## [Dataset entries]
-------------------------

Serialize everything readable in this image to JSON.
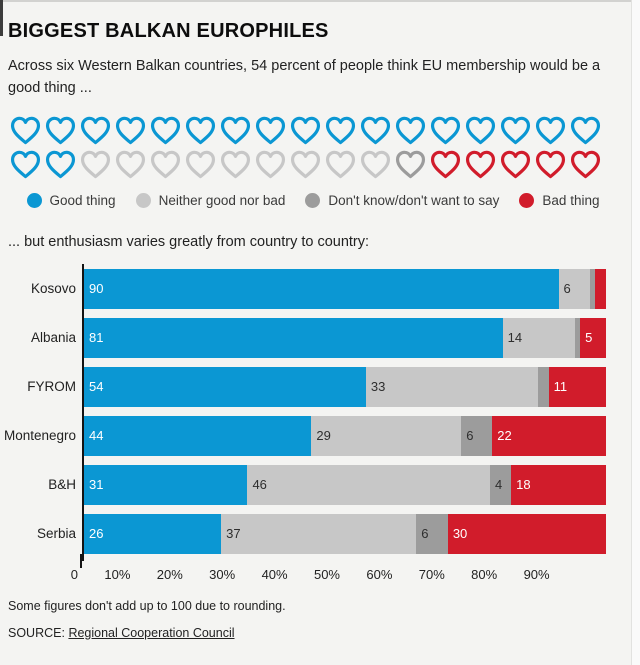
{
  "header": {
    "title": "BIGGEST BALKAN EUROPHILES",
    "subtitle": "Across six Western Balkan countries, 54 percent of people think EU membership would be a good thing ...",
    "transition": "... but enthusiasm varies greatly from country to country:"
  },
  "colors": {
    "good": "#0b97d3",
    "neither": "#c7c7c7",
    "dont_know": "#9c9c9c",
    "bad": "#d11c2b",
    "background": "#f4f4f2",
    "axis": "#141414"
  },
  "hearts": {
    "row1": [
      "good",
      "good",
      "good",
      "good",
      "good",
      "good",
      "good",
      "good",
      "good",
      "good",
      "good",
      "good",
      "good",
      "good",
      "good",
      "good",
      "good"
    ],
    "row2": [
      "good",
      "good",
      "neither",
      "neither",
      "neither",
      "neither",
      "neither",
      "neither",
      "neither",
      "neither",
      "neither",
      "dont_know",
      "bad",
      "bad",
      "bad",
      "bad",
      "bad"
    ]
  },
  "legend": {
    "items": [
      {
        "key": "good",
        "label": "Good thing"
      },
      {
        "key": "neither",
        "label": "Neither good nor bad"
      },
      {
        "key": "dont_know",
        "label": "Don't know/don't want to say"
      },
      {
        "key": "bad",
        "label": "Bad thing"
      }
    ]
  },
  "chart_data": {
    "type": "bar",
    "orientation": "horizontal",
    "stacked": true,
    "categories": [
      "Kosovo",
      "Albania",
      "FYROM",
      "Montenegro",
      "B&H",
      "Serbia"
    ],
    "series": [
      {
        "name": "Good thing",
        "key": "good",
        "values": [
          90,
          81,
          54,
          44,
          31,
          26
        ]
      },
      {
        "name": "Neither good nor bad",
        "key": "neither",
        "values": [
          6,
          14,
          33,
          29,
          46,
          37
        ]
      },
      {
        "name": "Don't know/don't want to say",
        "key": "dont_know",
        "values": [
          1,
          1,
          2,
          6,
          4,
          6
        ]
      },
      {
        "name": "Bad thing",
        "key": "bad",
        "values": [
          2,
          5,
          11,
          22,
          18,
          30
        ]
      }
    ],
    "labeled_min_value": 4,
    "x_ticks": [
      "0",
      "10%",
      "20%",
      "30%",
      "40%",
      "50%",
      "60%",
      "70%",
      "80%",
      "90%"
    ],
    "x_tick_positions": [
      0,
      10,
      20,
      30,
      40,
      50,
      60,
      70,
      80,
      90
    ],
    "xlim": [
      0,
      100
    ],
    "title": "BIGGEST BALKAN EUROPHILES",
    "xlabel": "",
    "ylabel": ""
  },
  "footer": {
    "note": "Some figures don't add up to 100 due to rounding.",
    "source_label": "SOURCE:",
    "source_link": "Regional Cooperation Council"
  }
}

-------------------------

## [Required work]
Each record above must be returned exactly as written, with its pictures omitted.

## [Full solution]
Serialize everything readable in this image to JSON.
{
  "header": {
    "title": "BIGGEST BALKAN EUROPHILES",
    "subtitle": "Across six Western Balkan countries, 54 percent of people think EU membership would be a good thing ...",
    "transition": "... but enthusiasm varies greatly from country to country:"
  },
  "colors": {
    "good": "#0b97d3",
    "neither": "#c7c7c7",
    "dont_know": "#9c9c9c",
    "bad": "#d11c2b",
    "background": "#f4f4f2",
    "axis": "#141414"
  },
  "hearts": {
    "row1": [
      "good",
      "good",
      "good",
      "good",
      "good",
      "good",
      "good",
      "good",
      "good",
      "good",
      "good",
      "good",
      "good",
      "good",
      "good",
      "good",
      "good"
    ],
    "row2": [
      "good",
      "good",
      "neither",
      "neither",
      "neither",
      "neither",
      "neither",
      "neither",
      "neither",
      "neither",
      "neither",
      "dont_know",
      "bad",
      "bad",
      "bad",
      "bad",
      "bad"
    ]
  },
  "legend": {
    "items": [
      {
        "key": "good",
        "label": "Good thing"
      },
      {
        "key": "neither",
        "label": "Neither good nor bad"
      },
      {
        "key": "dont_know",
        "label": "Don't know/don't want to say"
      },
      {
        "key": "bad",
        "label": "Bad thing"
      }
    ]
  },
  "chart_data": {
    "type": "bar",
    "orientation": "horizontal",
    "stacked": true,
    "categories": [
      "Kosovo",
      "Albania",
      "FYROM",
      "Montenegro",
      "B&H",
      "Serbia"
    ],
    "series": [
      {
        "name": "Good thing",
        "key": "good",
        "values": [
          90,
          81,
          54,
          44,
          31,
          26
        ]
      },
      {
        "name": "Neither good nor bad",
        "key": "neither",
        "values": [
          6,
          14,
          33,
          29,
          46,
          37
        ]
      },
      {
        "name": "Don't know/don't want to say",
        "key": "dont_know",
        "values": [
          1,
          1,
          2,
          6,
          4,
          6
        ]
      },
      {
        "name": "Bad thing",
        "key": "bad",
        "values": [
          2,
          5,
          11,
          22,
          18,
          30
        ]
      }
    ],
    "labeled_min_value": 4,
    "x_ticks": [
      "0",
      "10%",
      "20%",
      "30%",
      "40%",
      "50%",
      "60%",
      "70%",
      "80%",
      "90%"
    ],
    "x_tick_positions": [
      0,
      10,
      20,
      30,
      40,
      50,
      60,
      70,
      80,
      90
    ],
    "xlim": [
      0,
      100
    ],
    "title": "BIGGEST BALKAN EUROPHILES",
    "xlabel": "",
    "ylabel": ""
  },
  "footer": {
    "note": "Some figures don't add up to 100 due to rounding.",
    "source_label": "SOURCE:",
    "source_link": "Regional Cooperation Council"
  }
}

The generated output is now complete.